╭─ Estratto

In Umbria lo Zafferano è coltivato in alcune zone di cui sono state tramandate notizie e testimonianze fino agli inizi del milleseicento. Cascia e Città della Pieve sono le aree di eccellenza.
Originaria del Mediterraneo orientale, lo zafferano è una piccola bulbosa annuale dai fiori violacei che deve la sua notorietà tanto alle qualità tintorie quanto alle proprietà aromatizzanti e digestive, ampliamente conosciute nel settore alimentare, dei profumi e farmacologico. L’impiego terapeutico della droga è comunque limitato, non solo per il costo oneroso ma soprattutto per la sua tossicità: lo zafferano, infatti, è innocuo solo alle normali dosi alimentari ( si parla di alcuni centigrammi ), motivo per cui il consumo più consueto rimane quello gastronomico.
I fiori vengono raccolti manualmente alla fine di ottobre e solo nelle prime ore del mattino, poiché la luce intensa potrebbe alterare le caratteristiche organolettiche degli stimmi: questi di colore rosso mattone intenso, una volta essiccati possono essere commercializzati solo se rigorosamente integri, a garanzia di autenticità del prodotto.

╰─

* Istruzioni *
**1)** Riscrivi il passo dell'estratto sullo zafferano che comincia con "Originaria del Mediterraneo" e prosegue fino a "rimane quello gastronomico.", mettendo "milligrammi" al posto di "centigrammi".
**2)** Secondo l'estratto sullo zafferano, in quale periodo dell'anno e in quale momento della giornata si raccolgono i fiori?
Il materiale qui sotto non è necessario.

╭─ Dati disponibili

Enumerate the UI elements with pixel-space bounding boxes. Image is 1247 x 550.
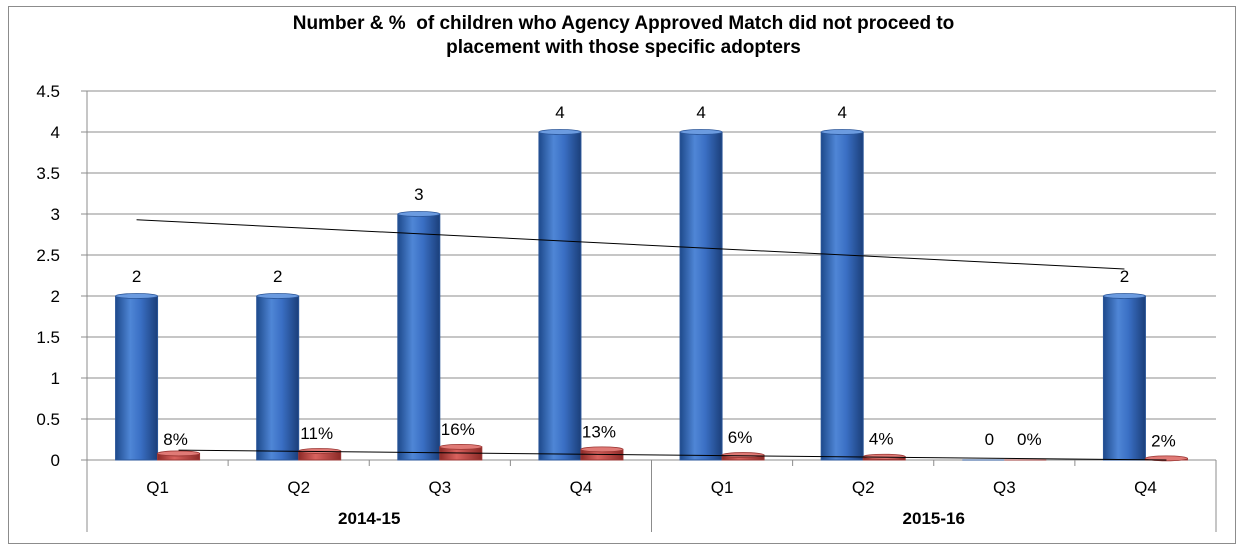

╰─

* Soluzioni *
**1)**
Originaria del Mediterraneo orientale, lo zafferano è una piccola bulbosa annuale dai fiori violacei che deve la sua notorietà tanto alle qualità tintorie quanto alle proprietà aromatizzanti e digestive, ampliamente conosciute nel settore alimentare, dei profumi e farmacologico. L’impiego terapeutico della droga è comunque limitato, non solo per il costo oneroso ma soprattutto per la sua tossicità: lo zafferano, infatti, è innocuo solo alle normali dosi alimentari ( si parla di alcuni milligrammi ), motivo per cui il consumo più consueto rimane quello gastronomico.

**2)** Alla fine di ottobre, solo nelle prime ore del mattino.